Text block
Your Carriage Awaits

BY FLEUR KINSON
Photography: Getty, Axiom

The attractive young Dutchman and I are swapping travellers’ tales when the deafening noise of the first tunnel rudely snatches away our conversation. We jam our hands over our ears as the train’s clatter bounces off stone walls six inches from the open window, a slap of subterranean chill ousting the warm, lazy air. Then, just as suddenly, the din stops and the cold black walls revert to blue sky and cinnamon-coloured fields.

We’re heading straight for the forbidding wall of rocky mountains which stretches across northern Majorca, the Serra de Tramuntana.

Fifteen minutes ago, when we trundled out of Palma, it all seemed just innocent fun – tootling along city streets, then rolling through pretty fields sprouting almond trees. But now, seeing those brutal-looking peaks dead ahead, no one on board quite believes this quaint little choo-choo is going to make it to the lush valleys and honeyed beaches on the other side.

For one thing, our train is 80 years old. It looks like it belongs in an Agatha Christie novel, not bashing its way through steep Mediterranean mountains. Polished brass lamps gleam above the brown leather seats, surrounded by walls of mahogany. It certainly looks like suitable transport for a journey of adventure, I admit. But will it actually get us to our destination, without any Orient Express-style murders in the 13 dark tunnels en route?

Exercise requirements
[1] List the features of the train's interior that the Majorca train article describes.
[2] According to the Majorca train article, how many dark tunnels lie along the route?
[3] Retype the passage of the Majorca train article starting at "BY FLEUR KINSON" and ending at "Serra de Tramuntana.".

(Records of where elements appear)
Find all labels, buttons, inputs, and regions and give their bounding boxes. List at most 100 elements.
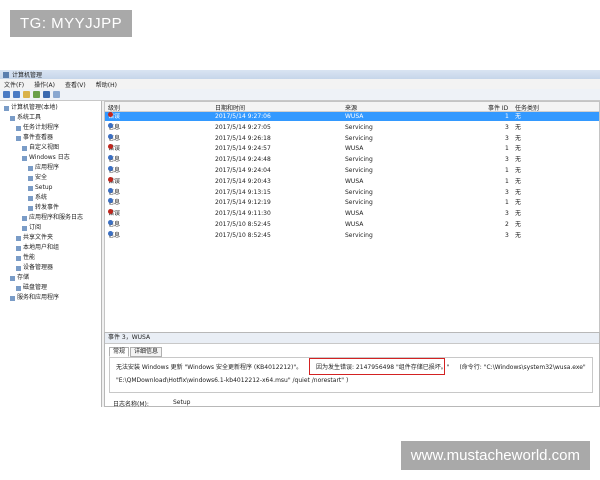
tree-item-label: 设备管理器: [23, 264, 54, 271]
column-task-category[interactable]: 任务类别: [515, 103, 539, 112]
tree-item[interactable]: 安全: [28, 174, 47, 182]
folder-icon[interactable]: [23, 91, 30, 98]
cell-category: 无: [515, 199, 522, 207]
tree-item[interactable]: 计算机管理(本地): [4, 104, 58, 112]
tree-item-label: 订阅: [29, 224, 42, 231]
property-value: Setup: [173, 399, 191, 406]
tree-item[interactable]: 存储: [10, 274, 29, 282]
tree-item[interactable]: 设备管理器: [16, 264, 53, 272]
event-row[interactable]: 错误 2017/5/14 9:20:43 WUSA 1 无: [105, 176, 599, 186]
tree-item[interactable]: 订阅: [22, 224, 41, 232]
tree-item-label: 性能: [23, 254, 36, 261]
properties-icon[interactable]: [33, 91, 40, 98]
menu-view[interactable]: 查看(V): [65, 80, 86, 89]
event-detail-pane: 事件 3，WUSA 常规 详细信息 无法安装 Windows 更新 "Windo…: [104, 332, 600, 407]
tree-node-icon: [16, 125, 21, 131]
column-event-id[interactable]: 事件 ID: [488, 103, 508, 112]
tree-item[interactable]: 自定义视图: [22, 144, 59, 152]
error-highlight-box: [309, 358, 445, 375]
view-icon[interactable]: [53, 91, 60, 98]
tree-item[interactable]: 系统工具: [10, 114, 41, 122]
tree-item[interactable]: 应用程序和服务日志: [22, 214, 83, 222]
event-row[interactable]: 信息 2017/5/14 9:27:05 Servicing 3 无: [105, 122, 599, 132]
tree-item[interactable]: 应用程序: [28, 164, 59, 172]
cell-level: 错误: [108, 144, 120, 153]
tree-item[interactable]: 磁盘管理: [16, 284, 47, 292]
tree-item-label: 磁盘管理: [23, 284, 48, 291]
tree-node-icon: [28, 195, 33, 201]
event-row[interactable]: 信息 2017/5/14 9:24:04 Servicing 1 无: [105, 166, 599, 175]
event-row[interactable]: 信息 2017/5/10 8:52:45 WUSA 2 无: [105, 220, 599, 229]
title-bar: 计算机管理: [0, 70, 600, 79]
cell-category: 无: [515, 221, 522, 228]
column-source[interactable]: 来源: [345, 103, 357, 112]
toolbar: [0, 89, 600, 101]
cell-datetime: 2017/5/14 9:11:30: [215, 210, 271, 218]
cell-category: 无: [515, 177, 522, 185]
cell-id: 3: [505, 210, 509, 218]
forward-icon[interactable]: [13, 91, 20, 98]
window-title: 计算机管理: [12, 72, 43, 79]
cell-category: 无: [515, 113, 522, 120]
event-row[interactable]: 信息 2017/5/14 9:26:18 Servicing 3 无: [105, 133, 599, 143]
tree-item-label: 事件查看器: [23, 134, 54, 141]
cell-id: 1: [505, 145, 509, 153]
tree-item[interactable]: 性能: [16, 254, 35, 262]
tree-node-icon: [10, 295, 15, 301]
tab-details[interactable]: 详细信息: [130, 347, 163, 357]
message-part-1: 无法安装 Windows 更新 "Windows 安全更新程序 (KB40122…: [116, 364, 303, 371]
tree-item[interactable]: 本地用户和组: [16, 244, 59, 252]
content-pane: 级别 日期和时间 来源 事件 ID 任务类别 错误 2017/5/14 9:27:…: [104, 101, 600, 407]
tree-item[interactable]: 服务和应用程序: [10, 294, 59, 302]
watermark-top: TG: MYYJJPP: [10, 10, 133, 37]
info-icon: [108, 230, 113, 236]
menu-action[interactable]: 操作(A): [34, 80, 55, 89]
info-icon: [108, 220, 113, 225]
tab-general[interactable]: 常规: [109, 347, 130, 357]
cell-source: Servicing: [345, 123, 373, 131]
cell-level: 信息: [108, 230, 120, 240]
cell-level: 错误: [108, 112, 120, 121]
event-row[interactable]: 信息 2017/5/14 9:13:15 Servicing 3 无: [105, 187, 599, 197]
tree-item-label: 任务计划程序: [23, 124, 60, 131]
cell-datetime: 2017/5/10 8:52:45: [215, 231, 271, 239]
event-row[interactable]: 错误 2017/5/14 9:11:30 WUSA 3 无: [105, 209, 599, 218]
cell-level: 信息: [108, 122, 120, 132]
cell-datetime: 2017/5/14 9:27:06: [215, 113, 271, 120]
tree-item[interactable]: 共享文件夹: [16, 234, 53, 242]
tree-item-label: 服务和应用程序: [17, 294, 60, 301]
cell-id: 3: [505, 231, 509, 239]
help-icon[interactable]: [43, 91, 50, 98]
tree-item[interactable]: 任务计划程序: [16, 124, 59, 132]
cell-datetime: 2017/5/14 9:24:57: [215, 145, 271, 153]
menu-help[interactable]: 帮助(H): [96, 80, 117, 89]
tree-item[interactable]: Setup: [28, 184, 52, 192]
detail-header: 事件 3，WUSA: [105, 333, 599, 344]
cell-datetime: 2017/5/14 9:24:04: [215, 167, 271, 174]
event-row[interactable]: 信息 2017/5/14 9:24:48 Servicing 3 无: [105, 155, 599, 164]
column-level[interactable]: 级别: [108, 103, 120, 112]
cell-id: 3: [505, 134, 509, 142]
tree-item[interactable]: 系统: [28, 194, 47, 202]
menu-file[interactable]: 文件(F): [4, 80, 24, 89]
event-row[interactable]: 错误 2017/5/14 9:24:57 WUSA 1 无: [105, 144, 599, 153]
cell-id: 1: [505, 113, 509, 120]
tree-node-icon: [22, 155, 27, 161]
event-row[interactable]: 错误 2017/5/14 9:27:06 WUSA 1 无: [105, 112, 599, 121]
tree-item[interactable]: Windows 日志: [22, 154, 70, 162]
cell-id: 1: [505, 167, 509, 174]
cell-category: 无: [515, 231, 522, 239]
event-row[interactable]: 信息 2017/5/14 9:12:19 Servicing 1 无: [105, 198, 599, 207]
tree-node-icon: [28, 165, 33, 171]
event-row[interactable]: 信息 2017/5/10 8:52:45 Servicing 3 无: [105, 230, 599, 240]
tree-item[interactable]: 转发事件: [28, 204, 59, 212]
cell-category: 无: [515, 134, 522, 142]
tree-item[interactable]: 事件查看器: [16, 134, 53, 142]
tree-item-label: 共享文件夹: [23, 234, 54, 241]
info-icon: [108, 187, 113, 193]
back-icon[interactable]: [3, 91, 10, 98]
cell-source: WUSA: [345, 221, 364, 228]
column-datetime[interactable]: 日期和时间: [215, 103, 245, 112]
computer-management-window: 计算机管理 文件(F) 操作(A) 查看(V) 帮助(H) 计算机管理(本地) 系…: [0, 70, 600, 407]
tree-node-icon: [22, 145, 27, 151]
...
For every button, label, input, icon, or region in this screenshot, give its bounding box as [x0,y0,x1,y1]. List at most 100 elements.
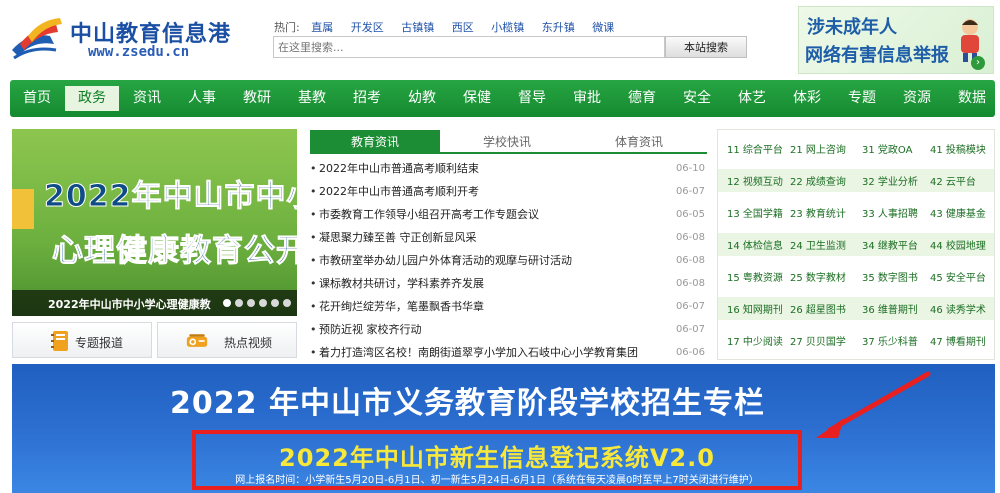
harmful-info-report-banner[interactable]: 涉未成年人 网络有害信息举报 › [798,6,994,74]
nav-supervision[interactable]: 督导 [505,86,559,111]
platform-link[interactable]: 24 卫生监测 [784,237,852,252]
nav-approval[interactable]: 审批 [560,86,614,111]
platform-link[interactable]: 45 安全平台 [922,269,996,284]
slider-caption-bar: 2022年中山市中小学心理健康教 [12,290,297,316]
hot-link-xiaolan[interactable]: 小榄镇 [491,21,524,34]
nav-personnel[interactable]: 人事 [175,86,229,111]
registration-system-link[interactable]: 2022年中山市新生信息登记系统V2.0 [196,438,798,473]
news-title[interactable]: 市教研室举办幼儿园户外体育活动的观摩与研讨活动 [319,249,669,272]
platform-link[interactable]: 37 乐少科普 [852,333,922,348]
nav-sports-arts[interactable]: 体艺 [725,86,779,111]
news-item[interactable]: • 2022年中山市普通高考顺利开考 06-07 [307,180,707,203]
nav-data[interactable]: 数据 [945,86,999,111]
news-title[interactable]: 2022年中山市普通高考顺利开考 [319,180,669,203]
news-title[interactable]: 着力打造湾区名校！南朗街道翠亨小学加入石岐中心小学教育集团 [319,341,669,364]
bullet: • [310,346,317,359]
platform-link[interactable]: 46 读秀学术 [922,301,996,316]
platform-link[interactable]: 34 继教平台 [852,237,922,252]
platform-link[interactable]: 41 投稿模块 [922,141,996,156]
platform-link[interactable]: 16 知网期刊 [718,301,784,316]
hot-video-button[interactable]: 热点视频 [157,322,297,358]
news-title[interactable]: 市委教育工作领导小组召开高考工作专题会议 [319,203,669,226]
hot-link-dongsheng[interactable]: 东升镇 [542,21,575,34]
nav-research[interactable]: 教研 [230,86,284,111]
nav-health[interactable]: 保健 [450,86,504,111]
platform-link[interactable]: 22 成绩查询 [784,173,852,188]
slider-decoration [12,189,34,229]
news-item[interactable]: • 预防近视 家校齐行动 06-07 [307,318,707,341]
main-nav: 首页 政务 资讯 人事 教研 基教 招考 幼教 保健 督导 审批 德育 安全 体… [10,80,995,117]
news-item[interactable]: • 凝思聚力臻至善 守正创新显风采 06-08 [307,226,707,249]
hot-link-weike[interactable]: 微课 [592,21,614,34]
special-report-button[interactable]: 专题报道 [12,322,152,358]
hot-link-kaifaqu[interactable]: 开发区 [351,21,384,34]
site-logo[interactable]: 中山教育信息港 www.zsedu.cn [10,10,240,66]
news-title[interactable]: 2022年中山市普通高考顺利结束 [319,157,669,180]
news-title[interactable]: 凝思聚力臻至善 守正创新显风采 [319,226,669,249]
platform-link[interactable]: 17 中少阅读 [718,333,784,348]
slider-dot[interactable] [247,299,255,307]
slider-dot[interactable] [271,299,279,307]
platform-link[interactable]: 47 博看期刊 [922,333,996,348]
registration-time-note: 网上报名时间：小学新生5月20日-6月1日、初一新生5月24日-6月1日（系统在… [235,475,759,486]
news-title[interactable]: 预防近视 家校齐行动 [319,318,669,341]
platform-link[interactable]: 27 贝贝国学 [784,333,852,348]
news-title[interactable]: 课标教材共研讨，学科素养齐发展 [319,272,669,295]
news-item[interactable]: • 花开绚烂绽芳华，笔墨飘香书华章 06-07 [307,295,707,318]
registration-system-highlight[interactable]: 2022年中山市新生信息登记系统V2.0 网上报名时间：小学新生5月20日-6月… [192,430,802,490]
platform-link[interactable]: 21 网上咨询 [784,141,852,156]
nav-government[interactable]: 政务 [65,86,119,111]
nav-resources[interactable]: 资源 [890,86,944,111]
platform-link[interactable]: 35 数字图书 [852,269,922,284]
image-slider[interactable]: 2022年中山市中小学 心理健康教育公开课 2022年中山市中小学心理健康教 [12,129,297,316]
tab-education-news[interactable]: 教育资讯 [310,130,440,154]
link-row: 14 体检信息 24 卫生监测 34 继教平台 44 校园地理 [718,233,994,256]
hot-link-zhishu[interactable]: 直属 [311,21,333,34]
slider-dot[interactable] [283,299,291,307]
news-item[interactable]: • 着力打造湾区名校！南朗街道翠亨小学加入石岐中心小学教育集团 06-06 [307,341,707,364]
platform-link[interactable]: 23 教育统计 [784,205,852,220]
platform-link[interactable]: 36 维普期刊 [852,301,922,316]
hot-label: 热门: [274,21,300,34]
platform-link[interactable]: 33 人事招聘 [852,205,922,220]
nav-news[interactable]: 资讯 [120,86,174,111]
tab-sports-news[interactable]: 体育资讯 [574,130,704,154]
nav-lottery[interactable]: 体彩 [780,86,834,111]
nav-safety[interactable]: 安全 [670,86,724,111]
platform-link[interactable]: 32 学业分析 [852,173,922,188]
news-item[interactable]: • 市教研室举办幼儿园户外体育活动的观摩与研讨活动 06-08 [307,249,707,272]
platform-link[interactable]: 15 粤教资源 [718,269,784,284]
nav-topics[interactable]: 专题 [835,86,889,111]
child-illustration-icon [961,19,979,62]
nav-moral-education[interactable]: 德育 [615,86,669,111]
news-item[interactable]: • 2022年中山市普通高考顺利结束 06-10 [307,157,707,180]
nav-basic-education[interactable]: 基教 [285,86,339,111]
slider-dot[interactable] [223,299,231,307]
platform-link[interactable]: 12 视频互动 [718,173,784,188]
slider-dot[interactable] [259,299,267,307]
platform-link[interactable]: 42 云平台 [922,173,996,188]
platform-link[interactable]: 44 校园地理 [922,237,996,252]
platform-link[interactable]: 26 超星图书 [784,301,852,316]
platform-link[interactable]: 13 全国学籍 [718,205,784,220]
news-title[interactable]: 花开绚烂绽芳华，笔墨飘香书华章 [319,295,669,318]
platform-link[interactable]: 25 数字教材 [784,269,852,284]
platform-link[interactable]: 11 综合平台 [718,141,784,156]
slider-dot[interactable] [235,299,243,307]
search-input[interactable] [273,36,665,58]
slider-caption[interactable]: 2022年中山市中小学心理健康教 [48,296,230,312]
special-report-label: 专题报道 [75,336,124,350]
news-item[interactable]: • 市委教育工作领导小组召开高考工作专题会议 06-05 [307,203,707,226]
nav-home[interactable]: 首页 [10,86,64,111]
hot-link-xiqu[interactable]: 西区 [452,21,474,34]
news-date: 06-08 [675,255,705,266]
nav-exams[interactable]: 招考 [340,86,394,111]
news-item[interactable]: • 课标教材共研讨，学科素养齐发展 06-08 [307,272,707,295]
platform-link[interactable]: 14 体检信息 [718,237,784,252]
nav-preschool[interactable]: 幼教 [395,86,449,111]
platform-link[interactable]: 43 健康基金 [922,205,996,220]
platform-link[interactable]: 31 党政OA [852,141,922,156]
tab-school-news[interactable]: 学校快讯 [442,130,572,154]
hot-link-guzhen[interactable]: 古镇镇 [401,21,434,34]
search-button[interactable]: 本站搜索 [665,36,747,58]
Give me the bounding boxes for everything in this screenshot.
* * *
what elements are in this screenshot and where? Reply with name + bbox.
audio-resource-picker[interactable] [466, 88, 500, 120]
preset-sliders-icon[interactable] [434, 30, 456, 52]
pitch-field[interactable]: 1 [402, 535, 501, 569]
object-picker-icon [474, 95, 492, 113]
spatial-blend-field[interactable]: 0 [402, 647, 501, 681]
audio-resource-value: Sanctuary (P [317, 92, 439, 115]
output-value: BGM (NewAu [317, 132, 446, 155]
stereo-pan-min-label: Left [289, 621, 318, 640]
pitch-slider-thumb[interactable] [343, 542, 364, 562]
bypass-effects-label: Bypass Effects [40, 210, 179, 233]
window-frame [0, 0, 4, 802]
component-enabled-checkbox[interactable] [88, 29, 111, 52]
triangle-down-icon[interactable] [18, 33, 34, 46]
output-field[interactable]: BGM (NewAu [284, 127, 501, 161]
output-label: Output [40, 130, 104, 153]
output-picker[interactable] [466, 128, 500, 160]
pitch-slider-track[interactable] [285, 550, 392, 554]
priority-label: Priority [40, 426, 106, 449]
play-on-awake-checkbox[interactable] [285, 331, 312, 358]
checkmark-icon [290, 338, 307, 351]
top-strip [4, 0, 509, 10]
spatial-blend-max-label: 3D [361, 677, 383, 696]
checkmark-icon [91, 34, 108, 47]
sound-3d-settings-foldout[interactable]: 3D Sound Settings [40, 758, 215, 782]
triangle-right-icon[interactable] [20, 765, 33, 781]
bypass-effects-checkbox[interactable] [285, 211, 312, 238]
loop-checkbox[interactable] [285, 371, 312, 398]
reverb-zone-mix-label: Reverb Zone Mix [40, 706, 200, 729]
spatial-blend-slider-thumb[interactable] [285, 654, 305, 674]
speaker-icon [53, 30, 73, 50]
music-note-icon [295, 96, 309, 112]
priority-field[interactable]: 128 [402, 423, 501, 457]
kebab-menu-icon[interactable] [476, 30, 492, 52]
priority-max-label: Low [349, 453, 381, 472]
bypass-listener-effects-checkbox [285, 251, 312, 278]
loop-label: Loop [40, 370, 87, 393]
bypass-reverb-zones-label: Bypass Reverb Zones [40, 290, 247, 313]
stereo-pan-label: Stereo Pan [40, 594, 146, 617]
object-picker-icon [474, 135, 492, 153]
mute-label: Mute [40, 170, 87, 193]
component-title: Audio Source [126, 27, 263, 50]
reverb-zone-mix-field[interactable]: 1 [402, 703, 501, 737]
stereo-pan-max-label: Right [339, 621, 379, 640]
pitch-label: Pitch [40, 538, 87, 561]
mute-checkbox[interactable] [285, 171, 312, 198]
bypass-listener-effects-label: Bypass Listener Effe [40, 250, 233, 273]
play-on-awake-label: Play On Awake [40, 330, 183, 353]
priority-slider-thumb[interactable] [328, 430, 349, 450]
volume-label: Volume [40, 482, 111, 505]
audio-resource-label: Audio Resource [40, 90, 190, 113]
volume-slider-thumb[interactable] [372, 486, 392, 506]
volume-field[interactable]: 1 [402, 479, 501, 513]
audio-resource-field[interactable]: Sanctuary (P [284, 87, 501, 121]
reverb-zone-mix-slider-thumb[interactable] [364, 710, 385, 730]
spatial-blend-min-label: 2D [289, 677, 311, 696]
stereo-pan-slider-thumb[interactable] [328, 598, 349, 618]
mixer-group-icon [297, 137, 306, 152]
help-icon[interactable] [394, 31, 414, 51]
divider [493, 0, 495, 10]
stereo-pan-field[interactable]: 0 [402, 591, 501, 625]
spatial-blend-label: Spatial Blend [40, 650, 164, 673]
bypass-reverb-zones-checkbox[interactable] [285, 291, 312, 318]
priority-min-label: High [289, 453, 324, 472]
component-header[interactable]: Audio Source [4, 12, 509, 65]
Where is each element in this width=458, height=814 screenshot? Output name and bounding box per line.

Outputs in order
[1]
- Polished brass lamps
- Brown leather seats
- Walls of mahogany

[2] 13

[3]
BY FLEUR KINSON
Photography: Getty, Axiom

The attractive young Dutchman and I are swapping travellers’ tales when the deafening noise of the first tunnel rudely snatches away our conversation. We jam our hands over our ears as the train’s clatter bounces off stone walls six inches from the open window, a slap of subterranean chill ousting the warm, lazy air. Then, just as suddenly, the din stops and the cold black walls revert to blue sky and cinnamon-coloured fields.

We’re heading straight for the forbidding wall of rocky mountains which stretches across northern Majorca, the Serra de Tramuntana.